— start MATERIAL FOR THIS EXERCISE —

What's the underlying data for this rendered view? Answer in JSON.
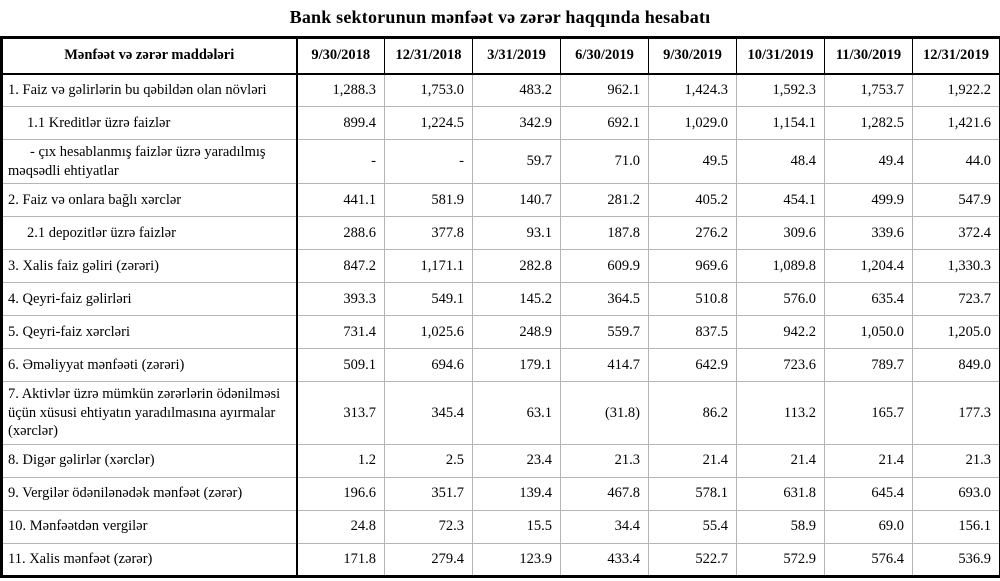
{
  "title": "Bank sektorunun mənfəət və zərər haqqında hesabatı",
  "colors": {
    "background": "#ffffff",
    "text": "#000000",
    "border_heavy": "#000000",
    "grid_light": "#b5b5b5"
  },
  "table": {
    "header": [
      "Mənfəət və zərər maddələri",
      "9/30/2018",
      "12/31/2018",
      "3/31/2019",
      "6/30/2019",
      "9/30/2019",
      "10/31/2019",
      "11/30/2019",
      "12/31/2019"
    ],
    "rows": [
      {
        "label": "1. Faiz və gəlirlərin bu qəbildən olan növləri",
        "indent": 0,
        "values": [
          "1,288.3",
          "1,753.0",
          "483.2",
          "962.1",
          "1,424.3",
          "1,592.3",
          "1,753.7",
          "1,922.2"
        ]
      },
      {
        "label": "1.1 Kreditlər üzrə faizlər",
        "indent": 1,
        "values": [
          "899.4",
          "1,224.5",
          "342.9",
          "692.1",
          "1,029.0",
          "1,154.1",
          "1,282.5",
          "1,421.6"
        ]
      },
      {
        "label": "- çıx hesablanmış faizlər üzrə yaradılmış məqsədli ehtiyatlar",
        "indent": 2,
        "values": [
          "-",
          "-",
          "59.7",
          "71.0",
          "49.5",
          "48.4",
          "49.4",
          "44.0"
        ]
      },
      {
        "label": "2. Faiz və onlara bağlı xərclər",
        "indent": 0,
        "values": [
          "441.1",
          "581.9",
          "140.7",
          "281.2",
          "405.2",
          "454.1",
          "499.9",
          "547.9"
        ]
      },
      {
        "label": "2.1 depozitlər üzrə faizlər",
        "indent": 1,
        "values": [
          "288.6",
          "377.8",
          "93.1",
          "187.8",
          "276.2",
          "309.6",
          "339.6",
          "372.4"
        ]
      },
      {
        "label": "3. Xalis faiz gəliri (zərəri)",
        "indent": 0,
        "values": [
          "847.2",
          "1,171.1",
          "282.8",
          "609.9",
          "969.6",
          "1,089.8",
          "1,204.4",
          "1,330.3"
        ]
      },
      {
        "label": "4. Qeyri-faiz gəlirləri",
        "indent": 0,
        "values": [
          "393.3",
          "549.1",
          "145.2",
          "364.5",
          "510.8",
          "576.0",
          "635.4",
          "723.7"
        ]
      },
      {
        "label": "5. Qeyri-faiz xərcləri",
        "indent": 0,
        "values": [
          "731.4",
          "1,025.6",
          "248.9",
          "559.7",
          "837.5",
          "942.2",
          "1,050.0",
          "1,205.0"
        ]
      },
      {
        "label": "6. Əməliyyat mənfəəti (zərəri)",
        "indent": 0,
        "values": [
          "509.1",
          "694.6",
          "179.1",
          "414.7",
          "642.9",
          "723.6",
          "789.7",
          "849.0"
        ]
      },
      {
        "label": "7. Aktivlər üzrə mümkün zərərlərin ödənilməsi üçün xüsusi ehtiyatın yaradılmasına ayırmalar (xərclər)",
        "indent": 0,
        "values": [
          "313.7",
          "345.4",
          "63.1",
          "(31.8)",
          "86.2",
          "113.2",
          "165.7",
          "177.3"
        ]
      },
      {
        "label": "8. Digər gəlirlər (xərclər)",
        "indent": 0,
        "values": [
          "1.2",
          "2.5",
          "23.4",
          "21.3",
          "21.4",
          "21.4",
          "21.4",
          "21.3"
        ]
      },
      {
        "label": "9. Vergilər ödənilənədək mənfəət (zərər)",
        "indent": 0,
        "values": [
          "196.6",
          "351.7",
          "139.4",
          "467.8",
          "578.1",
          "631.8",
          "645.4",
          "693.0"
        ]
      },
      {
        "label": "10. Mənfəətdən vergilər",
        "indent": 0,
        "values": [
          "24.8",
          "72.3",
          "15.5",
          "34.4",
          "55.4",
          "58.9",
          "69.0",
          "156.1"
        ]
      },
      {
        "label": "11. Xalis mənfəət (zərər)",
        "indent": 0,
        "values": [
          "171.8",
          "279.4",
          "123.9",
          "433.4",
          "522.7",
          "572.9",
          "576.4",
          "536.9"
        ]
      }
    ]
  }
}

— end MATERIAL FOR THIS EXERCISE —

THE PROBLEM -> Copy all of the entries verbatim, leaving out any pictures they contain.

COMPLETE ANSWER ->
What's the underlying data for this rendered view? Answer in JSON.
{
  "title": "Bank sektorunun mənfəət və zərər haqqında hesabatı",
  "colors": {
    "background": "#ffffff",
    "text": "#000000",
    "border_heavy": "#000000",
    "grid_light": "#b5b5b5"
  },
  "table": {
    "header": [
      "Mənfəət və zərər maddələri",
      "9/30/2018",
      "12/31/2018",
      "3/31/2019",
      "6/30/2019",
      "9/30/2019",
      "10/31/2019",
      "11/30/2019",
      "12/31/2019"
    ],
    "rows": [
      {
        "label": "1. Faiz və gəlirlərin bu qəbildən olan növləri",
        "indent": 0,
        "values": [
          "1,288.3",
          "1,753.0",
          "483.2",
          "962.1",
          "1,424.3",
          "1,592.3",
          "1,753.7",
          "1,922.2"
        ]
      },
      {
        "label": "1.1 Kreditlər üzrə faizlər",
        "indent": 1,
        "values": [
          "899.4",
          "1,224.5",
          "342.9",
          "692.1",
          "1,029.0",
          "1,154.1",
          "1,282.5",
          "1,421.6"
        ]
      },
      {
        "label": "- çıx hesablanmış faizlər üzrə yaradılmış məqsədli ehtiyatlar",
        "indent": 2,
        "values": [
          "-",
          "-",
          "59.7",
          "71.0",
          "49.5",
          "48.4",
          "49.4",
          "44.0"
        ]
      },
      {
        "label": "2. Faiz və onlara bağlı xərclər",
        "indent": 0,
        "values": [
          "441.1",
          "581.9",
          "140.7",
          "281.2",
          "405.2",
          "454.1",
          "499.9",
          "547.9"
        ]
      },
      {
        "label": "2.1 depozitlər üzrə faizlər",
        "indent": 1,
        "values": [
          "288.6",
          "377.8",
          "93.1",
          "187.8",
          "276.2",
          "309.6",
          "339.6",
          "372.4"
        ]
      },
      {
        "label": "3. Xalis faiz gəliri (zərəri)",
        "indent": 0,
        "values": [
          "847.2",
          "1,171.1",
          "282.8",
          "609.9",
          "969.6",
          "1,089.8",
          "1,204.4",
          "1,330.3"
        ]
      },
      {
        "label": "4. Qeyri-faiz gəlirləri",
        "indent": 0,
        "values": [
          "393.3",
          "549.1",
          "145.2",
          "364.5",
          "510.8",
          "576.0",
          "635.4",
          "723.7"
        ]
      },
      {
        "label": "5. Qeyri-faiz xərcləri",
        "indent": 0,
        "values": [
          "731.4",
          "1,025.6",
          "248.9",
          "559.7",
          "837.5",
          "942.2",
          "1,050.0",
          "1,205.0"
        ]
      },
      {
        "label": "6. Əməliyyat mənfəəti (zərəri)",
        "indent": 0,
        "values": [
          "509.1",
          "694.6",
          "179.1",
          "414.7",
          "642.9",
          "723.6",
          "789.7",
          "849.0"
        ]
      },
      {
        "label": "7. Aktivlər üzrə mümkün zərərlərin ödənilməsi üçün xüsusi ehtiyatın yaradılmasına ayırmalar (xərclər)",
        "indent": 0,
        "values": [
          "313.7",
          "345.4",
          "63.1",
          "(31.8)",
          "86.2",
          "113.2",
          "165.7",
          "177.3"
        ]
      },
      {
        "label": "8. Digər gəlirlər (xərclər)",
        "indent": 0,
        "values": [
          "1.2",
          "2.5",
          "23.4",
          "21.3",
          "21.4",
          "21.4",
          "21.4",
          "21.3"
        ]
      },
      {
        "label": "9. Vergilər ödənilənədək mənfəət (zərər)",
        "indent": 0,
        "values": [
          "196.6",
          "351.7",
          "139.4",
          "467.8",
          "578.1",
          "631.8",
          "645.4",
          "693.0"
        ]
      },
      {
        "label": "10. Mənfəətdən vergilər",
        "indent": 0,
        "values": [
          "24.8",
          "72.3",
          "15.5",
          "34.4",
          "55.4",
          "58.9",
          "69.0",
          "156.1"
        ]
      },
      {
        "label": "11. Xalis mənfəət (zərər)",
        "indent": 0,
        "values": [
          "171.8",
          "279.4",
          "123.9",
          "433.4",
          "522.7",
          "572.9",
          "576.4",
          "536.9"
        ]
      }
    ]
  }
}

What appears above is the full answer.